### The data
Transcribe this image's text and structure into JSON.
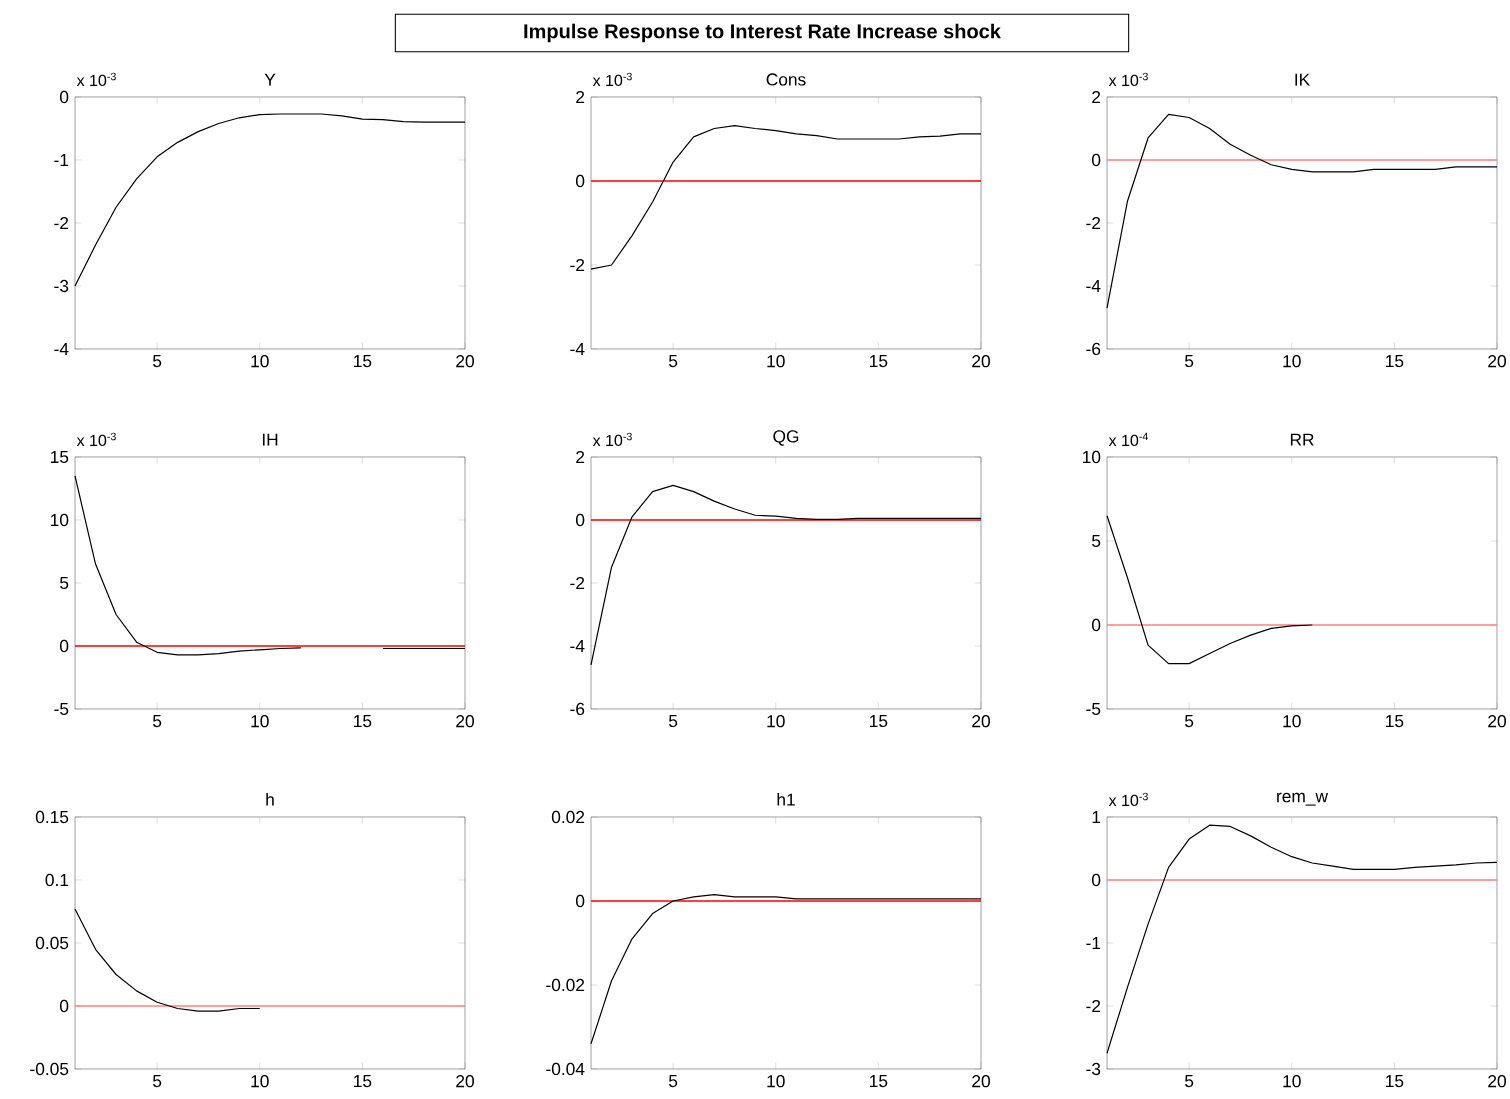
{
  "chart_data": [
    {
      "type": "other",
      "title": "Impulse Response to Interest Rate Increase shock"
    },
    {
      "type": "line",
      "title": "Y",
      "annotations": [
        "x 10$^{-3}$"
      ],
      "x": [
        1,
        2,
        3,
        4,
        5,
        6,
        7,
        8,
        9,
        10,
        11,
        12,
        13,
        14,
        15,
        16,
        17,
        18,
        19,
        20
      ],
      "xlim": [
        1,
        20
      ],
      "xticks": [
        5,
        10,
        15,
        20
      ],
      "ylim": [
        -4,
        0
      ],
      "yticks": [
        -4,
        -3,
        -2,
        -1,
        0
      ],
      "line_style": "solid",
      "series": [
        {
          "color": "#000000",
          "values": [
            -3.0,
            -2.35,
            -1.75,
            -1.3,
            -0.95,
            -0.72,
            -0.55,
            -0.42,
            -0.33,
            -0.28,
            -0.27,
            -0.27,
            -0.27,
            -0.3,
            -0.35,
            -0.36,
            -0.39,
            -0.4,
            -0.4,
            -0.4
          ]
        }
      ]
    },
    {
      "type": "line",
      "title": "Cons",
      "annotations": [
        "x 10$^{-3}$"
      ],
      "x": [
        1,
        2,
        3,
        4,
        5,
        6,
        7,
        8,
        9,
        10,
        11,
        12,
        13,
        14,
        15,
        16,
        17,
        18,
        19,
        20
      ],
      "xlim": [
        1,
        20
      ],
      "xticks": [
        5,
        10,
        15,
        20
      ],
      "ylim": [
        -4,
        2
      ],
      "yticks": [
        -4,
        -2,
        0,
        2
      ],
      "line_style": "solid",
      "ref_lines": [
        {
          "axis": "y",
          "value": 0,
          "color": "#ff0000"
        }
      ],
      "series": [
        {
          "color": "#000000",
          "values": [
            -2.1,
            -2.0,
            -1.3,
            -0.5,
            0.45,
            1.05,
            1.25,
            1.32,
            1.25,
            1.2,
            1.12,
            1.08,
            1.0,
            1.0,
            1.0,
            1.0,
            1.05,
            1.07,
            1.12,
            1.12
          ]
        }
      ]
    },
    {
      "type": "line",
      "title": "IK",
      "annotations": [
        "x 10$^{-3}$"
      ],
      "x": [
        1,
        2,
        3,
        4,
        5,
        6,
        7,
        8,
        9,
        10,
        11,
        12,
        13,
        14,
        15,
        16,
        17,
        18,
        19,
        20
      ],
      "xlim": [
        1,
        20
      ],
      "xticks": [
        5,
        10,
        15,
        20
      ],
      "ylim": [
        -6,
        2
      ],
      "yticks": [
        -6,
        -4,
        -2,
        0,
        2
      ],
      "line_style": "solid",
      "ref_lines": [
        {
          "axis": "y",
          "value": 0,
          "color": "#ff8080"
        }
      ],
      "series": [
        {
          "color": "#000000",
          "values": [
            -4.7,
            -1.3,
            0.7,
            1.45,
            1.35,
            1.0,
            0.5,
            0.15,
            -0.15,
            -0.3,
            -0.38,
            -0.38,
            -0.38,
            -0.3,
            -0.3,
            -0.3,
            -0.3,
            -0.22,
            -0.22,
            -0.22
          ]
        }
      ]
    },
    {
      "type": "line",
      "title": "IH",
      "annotations": [
        "x 10$^{-3}$"
      ],
      "x": [
        1,
        2,
        3,
        4,
        5,
        6,
        7,
        8,
        9,
        10,
        11,
        12,
        13,
        14,
        15,
        16,
        17,
        18,
        19,
        20
      ],
      "xlim": [
        1,
        20
      ],
      "xticks": [
        5,
        10,
        15,
        20
      ],
      "ylim": [
        -5,
        15
      ],
      "yticks": [
        -5,
        0,
        5,
        10,
        15
      ],
      "line_style": "solid",
      "ref_lines": [
        {
          "axis": "y",
          "value": 0,
          "color": "#ff0000"
        }
      ],
      "series": [
        {
          "color": "#000000",
          "values": [
            13.5,
            6.5,
            2.5,
            0.3,
            -0.5,
            -0.7,
            -0.7,
            -0.6,
            -0.4,
            -0.3,
            -0.2,
            -0.15,
            null,
            null,
            null,
            -0.2,
            -0.2,
            -0.2,
            -0.2,
            -0.2
          ]
        }
      ]
    },
    {
      "type": "line",
      "title": "QG",
      "annotations": [
        "x 10$^{-3}$"
      ],
      "x": [
        1,
        2,
        3,
        4,
        5,
        6,
        7,
        8,
        9,
        10,
        11,
        12,
        13,
        14,
        15,
        16,
        17,
        18,
        19,
        20
      ],
      "xlim": [
        1,
        20
      ],
      "xticks": [
        5,
        10,
        15,
        20
      ],
      "ylim": [
        -6,
        2
      ],
      "yticks": [
        -6,
        -4,
        -2,
        0,
        2
      ],
      "line_style": "solid",
      "ref_lines": [
        {
          "axis": "y",
          "value": 0,
          "color": "#ff0000"
        }
      ],
      "series": [
        {
          "color": "#000000",
          "values": [
            -4.6,
            -1.5,
            0.1,
            0.9,
            1.1,
            0.9,
            0.6,
            0.35,
            0.15,
            0.12,
            0.05,
            0.02,
            0.02,
            0.05,
            0.05,
            0.05,
            0.05,
            0.05,
            0.05,
            0.05
          ]
        }
      ]
    },
    {
      "type": "line",
      "title": "RR",
      "annotations": [
        "x 10$^{-4}$"
      ],
      "x": [
        1,
        2,
        3,
        4,
        5,
        6,
        7,
        8,
        9,
        10,
        11
      ],
      "xlim": [
        1,
        20
      ],
      "xticks": [
        5,
        10,
        15,
        20
      ],
      "ylim": [
        -5,
        10
      ],
      "yticks": [
        -5,
        0,
        5,
        10
      ],
      "line_style": "solid",
      "ref_lines": [
        {
          "axis": "y",
          "value": 0,
          "color": "#ff8080"
        }
      ],
      "series": [
        {
          "color": "#000000",
          "values": [
            6.5,
            2.8,
            -1.2,
            -2.3,
            -2.3,
            -1.7,
            -1.1,
            -0.6,
            -0.2,
            -0.05,
            0
          ]
        }
      ]
    },
    {
      "type": "line",
      "title": "h",
      "x": [
        1,
        2,
        3,
        4,
        5,
        6,
        7,
        8,
        9,
        10
      ],
      "xlim": [
        1,
        20
      ],
      "xticks": [
        5,
        10,
        15,
        20
      ],
      "ylim": [
        -0.05,
        0.15
      ],
      "yticks": [
        -0.05,
        0,
        0.05,
        0.1,
        0.15
      ],
      "line_style": "solid",
      "ref_lines": [
        {
          "axis": "y",
          "value": 0,
          "color": "#ff8080"
        }
      ],
      "series": [
        {
          "color": "#000000",
          "values": [
            0.077,
            0.045,
            0.025,
            0.012,
            0.003,
            -0.002,
            -0.004,
            -0.004,
            -0.002,
            -0.002
          ]
        }
      ]
    },
    {
      "type": "line",
      "title": "h1",
      "x": [
        1,
        2,
        3,
        4,
        5,
        6,
        7,
        8,
        9,
        10,
        11,
        12,
        13,
        14,
        15,
        16,
        17,
        18,
        19,
        20
      ],
      "xlim": [
        1,
        20
      ],
      "xticks": [
        5,
        10,
        15,
        20
      ],
      "ylim": [
        -0.04,
        0.02
      ],
      "yticks": [
        -0.04,
        -0.02,
        0,
        0.02
      ],
      "line_style": "solid",
      "ref_lines": [
        {
          "axis": "y",
          "value": 0,
          "color": "#ff0000"
        }
      ],
      "series": [
        {
          "color": "#000000",
          "values": [
            -0.034,
            -0.019,
            -0.009,
            -0.003,
            0,
            0.001,
            0.0015,
            0.001,
            0.001,
            0.001,
            0.0005,
            0.0005,
            0.0005,
            0.0005,
            0.0005,
            0.0005,
            0.0005,
            0.0005,
            0.0005,
            0.0005
          ]
        }
      ]
    },
    {
      "type": "line",
      "title": "rem_w",
      "annotations": [
        "x 10$^{-3}$"
      ],
      "x": [
        1,
        2,
        3,
        4,
        5,
        6,
        7,
        8,
        9,
        10,
        11,
        12,
        13,
        14,
        15,
        16,
        17,
        18,
        19,
        20
      ],
      "xlim": [
        1,
        20
      ],
      "xticks": [
        5,
        10,
        15,
        20
      ],
      "ylim": [
        -3,
        1
      ],
      "yticks": [
        -3,
        -2,
        -1,
        0,
        1
      ],
      "line_style": "solid",
      "ref_lines": [
        {
          "axis": "y",
          "value": 0,
          "color": "#ff8080"
        }
      ],
      "series": [
        {
          "color": "#000000",
          "values": [
            -2.75,
            -1.7,
            -0.7,
            0.2,
            0.65,
            0.87,
            0.85,
            0.7,
            0.52,
            0.37,
            0.27,
            0.22,
            0.17,
            0.17,
            0.17,
            0.2,
            0.22,
            0.24,
            0.27,
            0.28
          ]
        }
      ]
    }
  ]
}
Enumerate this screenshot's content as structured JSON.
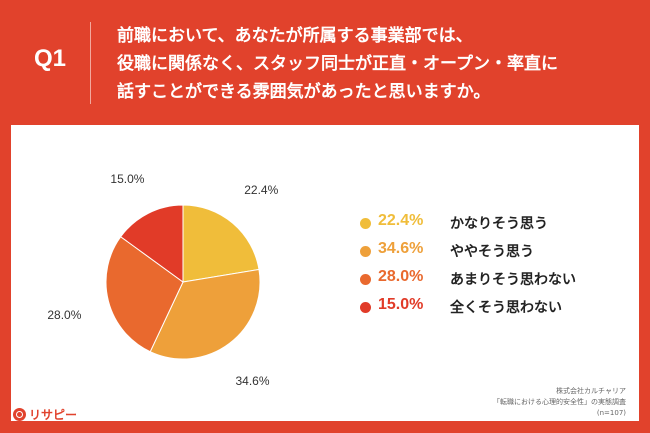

### What is expected
Which lines include the word "title"? Copy every one of them.

### Result below
      "title": "Impulse Response to Interest Rate Increase shock"
      "title": "Y",
      "title": "Cons",
      "title": "IK",
      "title": "IH",
      "title": "QG",
      "title": "RR",
      "title": "h",
      "title": "h1",
      "title": "rem_w",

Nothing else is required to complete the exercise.